# GIVEN PROBLEM
Go through the material and write it all out exactly, minus the pictures.

# RECORDS PROVIDED
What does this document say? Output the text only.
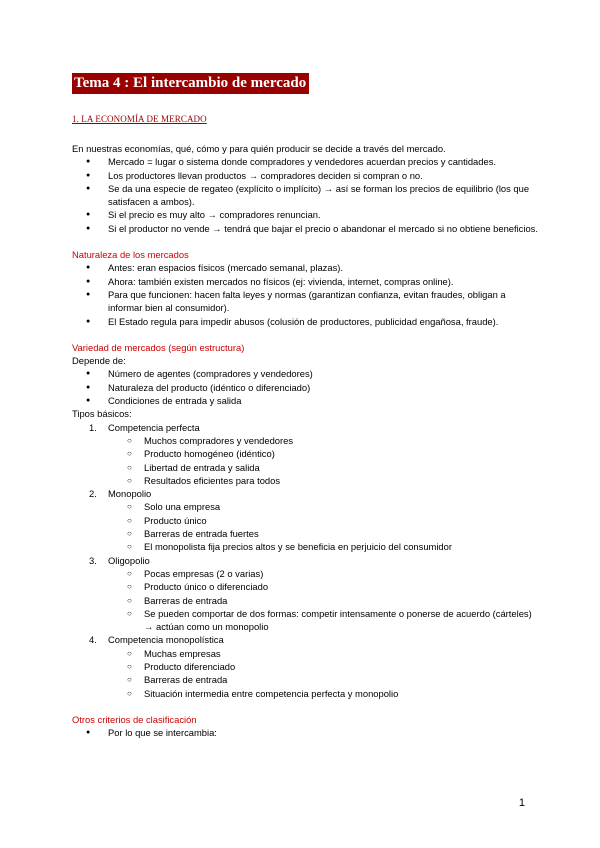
Tema 4 : El intercambio de mercado
1. LA ECONOMÍA DE MERCADO

En nuestras economías, qué, cómo y para quién producir se decide a través del mercado.

● Mercado = lugar o sistema donde compradores y vendedores acuerdan precios y cantidades.
● Los productores llevan productos → compradores deciden si compran o no.
● Se da una especie de regateo (explícito o implícito) → así se forman los precios de equilibrio (los que satisfacen a ambos).
● Si el precio es muy alto → compradores renuncian.
● Si el productor no vende → tendrá que bajar el precio o abandonar el mercado si no obtiene beneficios.

Naturaleza de los mercados

● Antes: eran espacios físicos (mercado semanal, plazas).
● Ahora: también existen mercados no físicos (ej: vivienda, internet, compras online).
● Para que funcionen: hacen falta leyes y normas (garantizan confianza, evitan fraudes, obligan a informar bien al consumidor).
● El Estado regula para impedir abusos (colusión de productores, publicidad engañosa, fraude).

Variedad de mercados (según estructura)

Depende de:

● Número de agentes (compradores y vendedores)
● Naturaleza del producto (idéntico o diferenciado)
● Condiciones de entrada y salida

Tipos básicos:

1. Competencia perfecta
○ Muchos compradores y vendedores
○ Producto homogéneo (idéntico)
○ Libertad de entrada y salida
○ Resultados eficientes para todos
2. Monopolio
○ Solo una empresa
○ Producto único
○ Barreras de entrada fuertes
○ El monopolista fija precios altos y se beneficia en perjuicio del consumidor
3. Oligopolio
○ Pocas empresas (2 o varias)
○ Producto único o diferenciado
○ Barreras de entrada
○ Se pueden comportar de dos formas: competir intensamente o ponerse de acuerdo (cárteles) → actúan como un monopolio
4. Competencia monopolística
○ Muchas empresas
○ Producto diferenciado
○ Barreras de entrada
○ Situación intermedia entre competencia perfecta y monopolio

Otros criterios de clasificación

● Por lo que se intercambia:
1
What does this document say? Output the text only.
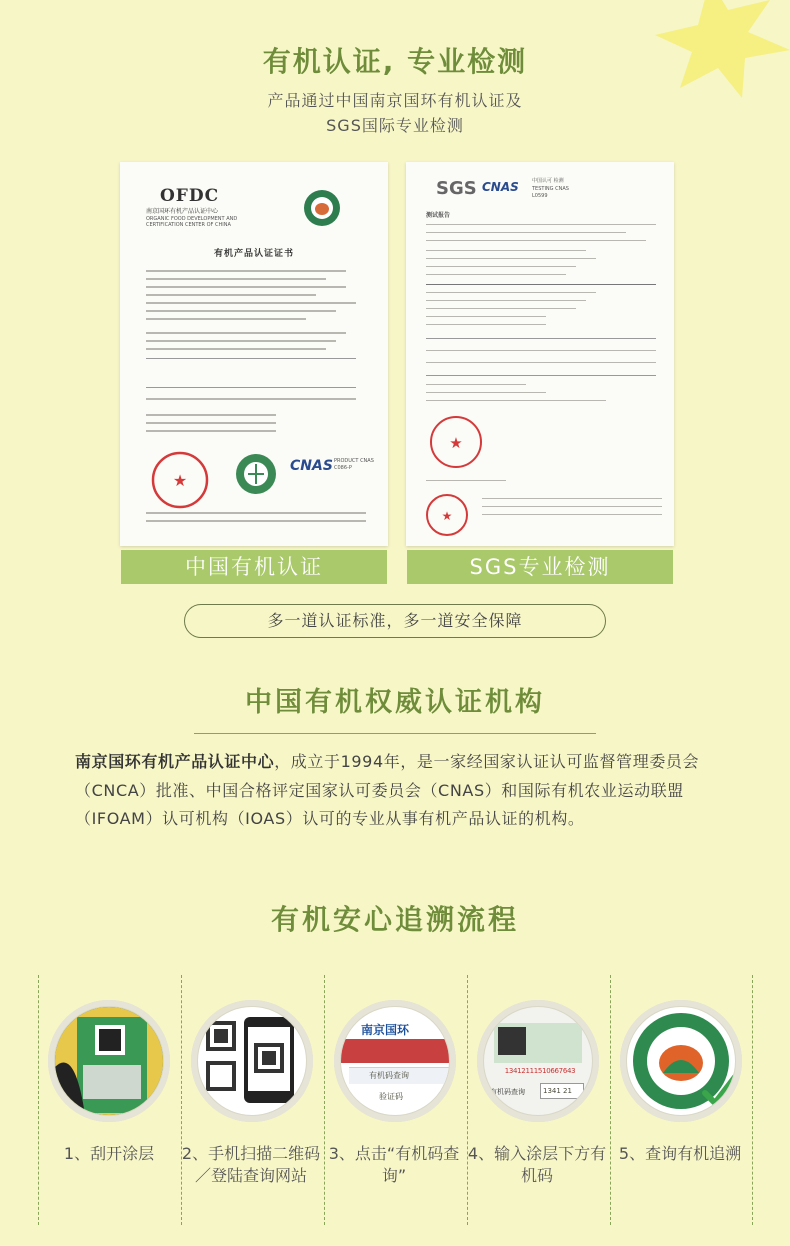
有机认证, 专业检测
产品通过中国南京国环有机认证及
SGS国际专业检测
OFDC
南京国环有机产品认证中心
ORGANIC FOOD DEVELOPMENT AND
CERTIFICATION CENTER OF CHINA
有机产品认证证书
★
CNAS PRODUCT CNAS C086-P
中国有机认证
SGS CNAS	中国认可 检测
TESTING CNAS L0599
测试报告
★
★
SGS专业检测
多一道认证标准，多一道安全保障
中国有机权威认证机构
南京国环有机产品认证中心，成立于1994年，是一家经国家认证认可监督管理委员会（CNCA）批准、中国合格评定国家认可委员会（CNAS）和国际有机农业运动联盟（IFOAM）认可机构（IOAS）认可的专业从事有机产品认证的机构。
有机安心追溯流程
1、刮开涂层	2、手机扫描二维码／登陆查询网站
南京国环
有机码查询
验证码
3、点击“有机码查询”
13412111510667643
有机码查询	1341 21
4、输入涂层下方有机码
5、查询有机追溯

# SOLUTION FOR THIS PROBLEM
What does this document say? Output the text only.
Tema 4 : El intercambio de mercado
1. LA ECONOMÍA DE MERCADO

En nuestras economías, qué, cómo y para quién producir se decide a través del mercado.

● Mercado = lugar o sistema donde compradores y vendedores acuerdan precios y cantidades.
● Los productores llevan productos → compradores deciden si compran o no.
● Se da una especie de regateo (explícito o implícito) → así se forman los precios de equilibrio (los que satisfacen a ambos).
● Si el precio es muy alto → compradores renuncian.
● Si el productor no vende → tendrá que bajar el precio o abandonar el mercado si no obtiene beneficios.

Naturaleza de los mercados

● Antes: eran espacios físicos (mercado semanal, plazas).
● Ahora: también existen mercados no físicos (ej: vivienda, internet, compras online).
● Para que funcionen: hacen falta leyes y normas (garantizan confianza, evitan fraudes, obligan a informar bien al consumidor).
● El Estado regula para impedir abusos (colusión de productores, publicidad engañosa, fraude).

Variedad de mercados (según estructura)

Depende de:

● Número de agentes (compradores y vendedores)
● Naturaleza del producto (idéntico o diferenciado)
● Condiciones de entrada y salida

Tipos básicos:

1. Competencia perfecta
○ Muchos compradores y vendedores
○ Producto homogéneo (idéntico)
○ Libertad de entrada y salida
○ Resultados eficientes para todos
2. Monopolio
○ Solo una empresa
○ Producto único
○ Barreras de entrada fuertes
○ El monopolista fija precios altos y se beneficia en perjuicio del consumidor
3. Oligopolio
○ Pocas empresas (2 o varias)
○ Producto único o diferenciado
○ Barreras de entrada
○ Se pueden comportar de dos formas: competir intensamente o ponerse de acuerdo (cárteles) → actúan como un monopolio
4. Competencia monopolística
○ Muchas empresas
○ Producto diferenciado
○ Barreras de entrada
○ Situación intermedia entre competencia perfecta y monopolio

Otros criterios de clasificación

● Por lo que se intercambia:
1
What does this document say? Output the text only.
有机认证, 专业检测
产品通过中国南京国环有机认证及
SGS国际专业检测
OFDC
南京国环有机产品认证中心
ORGANIC FOOD DEVELOPMENT AND
CERTIFICATION CENTER OF CHINA
有机产品认证证书
★
CNAS PRODUCT CNAS C086-P
中国有机认证
SGS CNAS	中国认可 检测
TESTING CNAS L0599
测试报告
★
★
SGS专业检测
多一道认证标准，多一道安全保障
中国有机权威认证机构
南京国环有机产品认证中心，成立于1994年，是一家经国家认证认可监督管理委员会（CNCA）批准、中国合格评定国家认可委员会（CNAS）和国际有机农业运动联盟（IFOAM）认可机构（IOAS）认可的专业从事有机产品认证的机构。
有机安心追溯流程
1、刮开涂层	2、手机扫描二维码／登陆查询网站
南京国环
有机码查询
验证码
3、点击“有机码查询”
13412111510667643
有机码查询	1341 21
4、输入涂层下方有机码
5、查询有机追溯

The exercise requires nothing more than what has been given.